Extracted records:
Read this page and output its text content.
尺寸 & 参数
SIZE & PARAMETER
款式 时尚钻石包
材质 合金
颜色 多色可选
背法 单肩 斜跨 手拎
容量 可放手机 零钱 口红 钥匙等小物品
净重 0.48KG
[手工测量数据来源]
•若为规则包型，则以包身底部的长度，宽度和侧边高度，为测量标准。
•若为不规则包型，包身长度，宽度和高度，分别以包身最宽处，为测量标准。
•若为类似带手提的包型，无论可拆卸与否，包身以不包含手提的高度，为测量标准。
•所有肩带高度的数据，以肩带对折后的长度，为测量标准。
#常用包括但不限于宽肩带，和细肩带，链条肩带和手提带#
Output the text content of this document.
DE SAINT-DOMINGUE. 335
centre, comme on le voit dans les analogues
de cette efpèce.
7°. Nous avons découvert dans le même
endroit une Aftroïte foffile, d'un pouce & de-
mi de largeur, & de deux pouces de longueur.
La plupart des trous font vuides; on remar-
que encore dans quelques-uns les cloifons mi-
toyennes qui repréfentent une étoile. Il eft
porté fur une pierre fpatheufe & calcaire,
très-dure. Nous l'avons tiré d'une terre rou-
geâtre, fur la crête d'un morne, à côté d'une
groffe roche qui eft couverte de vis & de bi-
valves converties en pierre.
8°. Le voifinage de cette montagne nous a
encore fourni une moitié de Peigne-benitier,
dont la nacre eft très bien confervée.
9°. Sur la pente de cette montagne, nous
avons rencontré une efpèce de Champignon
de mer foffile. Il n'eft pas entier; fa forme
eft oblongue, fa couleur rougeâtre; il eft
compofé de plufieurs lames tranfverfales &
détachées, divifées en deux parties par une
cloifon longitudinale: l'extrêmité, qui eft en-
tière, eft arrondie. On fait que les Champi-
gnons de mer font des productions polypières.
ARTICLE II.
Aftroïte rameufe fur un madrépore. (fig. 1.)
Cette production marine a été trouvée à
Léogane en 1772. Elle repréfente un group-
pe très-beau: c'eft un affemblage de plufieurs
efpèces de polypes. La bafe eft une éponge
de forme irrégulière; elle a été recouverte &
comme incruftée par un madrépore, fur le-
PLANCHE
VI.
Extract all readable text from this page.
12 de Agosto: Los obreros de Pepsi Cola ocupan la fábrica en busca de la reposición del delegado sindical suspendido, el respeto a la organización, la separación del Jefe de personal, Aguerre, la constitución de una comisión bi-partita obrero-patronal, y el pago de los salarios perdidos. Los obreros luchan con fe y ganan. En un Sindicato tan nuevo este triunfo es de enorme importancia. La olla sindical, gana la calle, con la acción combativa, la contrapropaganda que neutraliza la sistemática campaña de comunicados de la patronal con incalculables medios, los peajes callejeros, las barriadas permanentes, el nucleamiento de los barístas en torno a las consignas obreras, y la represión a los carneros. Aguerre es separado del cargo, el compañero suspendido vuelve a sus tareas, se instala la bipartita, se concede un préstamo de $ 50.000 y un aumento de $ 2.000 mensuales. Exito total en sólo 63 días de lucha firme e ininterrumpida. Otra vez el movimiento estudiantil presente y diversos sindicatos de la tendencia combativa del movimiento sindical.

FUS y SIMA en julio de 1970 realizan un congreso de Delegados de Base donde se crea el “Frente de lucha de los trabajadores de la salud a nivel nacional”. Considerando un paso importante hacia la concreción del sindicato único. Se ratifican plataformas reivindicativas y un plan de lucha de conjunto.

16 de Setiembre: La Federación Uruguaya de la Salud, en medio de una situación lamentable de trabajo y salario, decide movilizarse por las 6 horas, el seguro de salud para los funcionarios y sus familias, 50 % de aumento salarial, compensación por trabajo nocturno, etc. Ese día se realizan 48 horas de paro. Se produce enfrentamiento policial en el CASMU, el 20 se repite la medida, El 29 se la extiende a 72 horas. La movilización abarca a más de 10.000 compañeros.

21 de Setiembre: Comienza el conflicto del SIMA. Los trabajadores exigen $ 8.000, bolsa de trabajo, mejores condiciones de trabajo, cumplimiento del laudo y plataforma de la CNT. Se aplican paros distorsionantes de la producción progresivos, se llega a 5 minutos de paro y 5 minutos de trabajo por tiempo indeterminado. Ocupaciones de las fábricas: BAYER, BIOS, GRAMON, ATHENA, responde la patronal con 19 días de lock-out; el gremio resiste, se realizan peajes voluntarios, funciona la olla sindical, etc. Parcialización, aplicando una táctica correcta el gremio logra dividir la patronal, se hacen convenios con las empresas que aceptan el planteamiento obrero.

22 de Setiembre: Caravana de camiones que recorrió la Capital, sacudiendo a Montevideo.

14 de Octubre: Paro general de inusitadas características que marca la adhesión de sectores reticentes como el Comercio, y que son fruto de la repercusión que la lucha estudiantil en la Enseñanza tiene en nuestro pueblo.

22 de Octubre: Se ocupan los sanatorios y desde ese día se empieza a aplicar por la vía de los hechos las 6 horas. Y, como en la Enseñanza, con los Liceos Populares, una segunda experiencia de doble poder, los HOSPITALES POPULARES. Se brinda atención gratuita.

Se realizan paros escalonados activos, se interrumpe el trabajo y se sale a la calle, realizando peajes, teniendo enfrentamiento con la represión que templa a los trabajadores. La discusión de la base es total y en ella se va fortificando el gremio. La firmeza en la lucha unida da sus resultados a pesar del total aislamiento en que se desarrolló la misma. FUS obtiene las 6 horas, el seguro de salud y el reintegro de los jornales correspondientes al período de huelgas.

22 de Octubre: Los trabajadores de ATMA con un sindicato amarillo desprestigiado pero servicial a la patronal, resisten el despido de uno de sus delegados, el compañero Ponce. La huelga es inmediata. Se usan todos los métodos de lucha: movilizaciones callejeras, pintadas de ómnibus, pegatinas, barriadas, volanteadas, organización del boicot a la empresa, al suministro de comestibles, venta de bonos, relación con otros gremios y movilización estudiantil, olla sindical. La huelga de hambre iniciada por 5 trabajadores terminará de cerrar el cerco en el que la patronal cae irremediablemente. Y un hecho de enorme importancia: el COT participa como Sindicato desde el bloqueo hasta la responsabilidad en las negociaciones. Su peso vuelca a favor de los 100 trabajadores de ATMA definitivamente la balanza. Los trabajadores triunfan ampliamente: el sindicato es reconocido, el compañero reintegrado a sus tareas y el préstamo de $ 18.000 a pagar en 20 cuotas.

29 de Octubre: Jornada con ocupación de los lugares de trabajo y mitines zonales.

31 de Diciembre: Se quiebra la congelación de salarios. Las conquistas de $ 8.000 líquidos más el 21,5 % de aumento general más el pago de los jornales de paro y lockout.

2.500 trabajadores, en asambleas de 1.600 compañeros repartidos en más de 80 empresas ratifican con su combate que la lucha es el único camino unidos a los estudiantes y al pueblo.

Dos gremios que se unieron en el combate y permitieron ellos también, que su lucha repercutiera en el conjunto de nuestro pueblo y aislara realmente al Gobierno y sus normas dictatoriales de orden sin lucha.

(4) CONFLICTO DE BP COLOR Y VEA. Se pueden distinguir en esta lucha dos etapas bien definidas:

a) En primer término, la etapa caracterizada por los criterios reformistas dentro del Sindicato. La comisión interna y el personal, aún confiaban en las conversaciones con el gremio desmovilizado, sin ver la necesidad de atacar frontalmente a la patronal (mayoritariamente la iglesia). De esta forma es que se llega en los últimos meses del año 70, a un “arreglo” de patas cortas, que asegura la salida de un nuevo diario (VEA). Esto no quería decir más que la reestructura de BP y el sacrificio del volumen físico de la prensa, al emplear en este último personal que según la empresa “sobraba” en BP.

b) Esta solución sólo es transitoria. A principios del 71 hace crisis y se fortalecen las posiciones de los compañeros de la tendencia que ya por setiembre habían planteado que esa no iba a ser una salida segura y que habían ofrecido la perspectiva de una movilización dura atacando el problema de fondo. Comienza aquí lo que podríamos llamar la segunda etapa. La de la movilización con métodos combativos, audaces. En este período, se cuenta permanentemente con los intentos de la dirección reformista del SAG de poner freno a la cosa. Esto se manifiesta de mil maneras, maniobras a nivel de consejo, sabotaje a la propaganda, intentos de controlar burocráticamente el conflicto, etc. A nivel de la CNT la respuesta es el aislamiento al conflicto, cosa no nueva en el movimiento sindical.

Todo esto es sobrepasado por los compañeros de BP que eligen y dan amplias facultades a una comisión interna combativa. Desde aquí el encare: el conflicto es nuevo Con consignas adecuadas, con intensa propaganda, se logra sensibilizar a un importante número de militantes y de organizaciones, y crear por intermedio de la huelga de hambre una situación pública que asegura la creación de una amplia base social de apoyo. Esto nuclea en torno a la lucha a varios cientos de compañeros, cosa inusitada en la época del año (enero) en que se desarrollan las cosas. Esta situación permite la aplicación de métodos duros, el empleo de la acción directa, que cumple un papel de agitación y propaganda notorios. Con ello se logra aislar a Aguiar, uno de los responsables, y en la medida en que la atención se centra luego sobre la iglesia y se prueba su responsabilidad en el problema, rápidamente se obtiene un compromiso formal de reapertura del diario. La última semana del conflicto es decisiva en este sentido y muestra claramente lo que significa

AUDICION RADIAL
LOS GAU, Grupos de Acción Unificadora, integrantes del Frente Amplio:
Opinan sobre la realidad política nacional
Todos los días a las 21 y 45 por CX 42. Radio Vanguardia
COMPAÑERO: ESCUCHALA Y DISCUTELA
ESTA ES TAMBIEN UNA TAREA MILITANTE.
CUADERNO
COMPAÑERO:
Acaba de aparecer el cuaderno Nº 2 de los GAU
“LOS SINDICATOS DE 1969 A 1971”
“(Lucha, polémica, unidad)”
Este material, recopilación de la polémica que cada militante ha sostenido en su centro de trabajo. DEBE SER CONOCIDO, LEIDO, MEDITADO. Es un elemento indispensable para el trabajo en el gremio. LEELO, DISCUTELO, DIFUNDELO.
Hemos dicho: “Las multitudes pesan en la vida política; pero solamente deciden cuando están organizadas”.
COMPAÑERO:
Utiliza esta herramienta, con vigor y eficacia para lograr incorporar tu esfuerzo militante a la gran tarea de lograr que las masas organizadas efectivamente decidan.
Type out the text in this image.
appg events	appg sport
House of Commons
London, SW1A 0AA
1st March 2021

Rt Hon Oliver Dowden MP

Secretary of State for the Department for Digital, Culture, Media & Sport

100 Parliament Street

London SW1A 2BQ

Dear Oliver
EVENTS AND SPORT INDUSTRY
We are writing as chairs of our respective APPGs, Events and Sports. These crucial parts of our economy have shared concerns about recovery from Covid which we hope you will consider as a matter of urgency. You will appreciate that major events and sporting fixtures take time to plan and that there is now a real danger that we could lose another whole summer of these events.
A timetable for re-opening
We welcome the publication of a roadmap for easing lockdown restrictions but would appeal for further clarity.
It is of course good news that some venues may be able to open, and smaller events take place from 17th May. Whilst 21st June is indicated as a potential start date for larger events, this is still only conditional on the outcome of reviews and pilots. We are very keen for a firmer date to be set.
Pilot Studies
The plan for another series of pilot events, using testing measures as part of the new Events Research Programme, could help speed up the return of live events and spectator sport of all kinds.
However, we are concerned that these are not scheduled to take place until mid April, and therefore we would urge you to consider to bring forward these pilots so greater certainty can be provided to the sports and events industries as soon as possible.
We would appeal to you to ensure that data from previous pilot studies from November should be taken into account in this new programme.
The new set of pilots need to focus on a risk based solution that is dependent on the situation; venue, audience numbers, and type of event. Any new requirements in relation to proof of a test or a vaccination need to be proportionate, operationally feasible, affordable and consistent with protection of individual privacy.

**BRIEF**
Gather all lines with the string "Frente" from the data.

**THE SOLUTION**
FUS y SIMA en julio de 1970 realizan un congreso de Delegados de Base donde se crea el “Frente de lucha de los trabajadores de la salud a nivel nacional”. Considerando un paso importante hacia la concreción del sindicato único. Se ratifican plataformas reivindicativas y un plan de lucha de conjunto.
LOS GAU, Grupos de Acción Unificadora, integrantes del Frente Amplio:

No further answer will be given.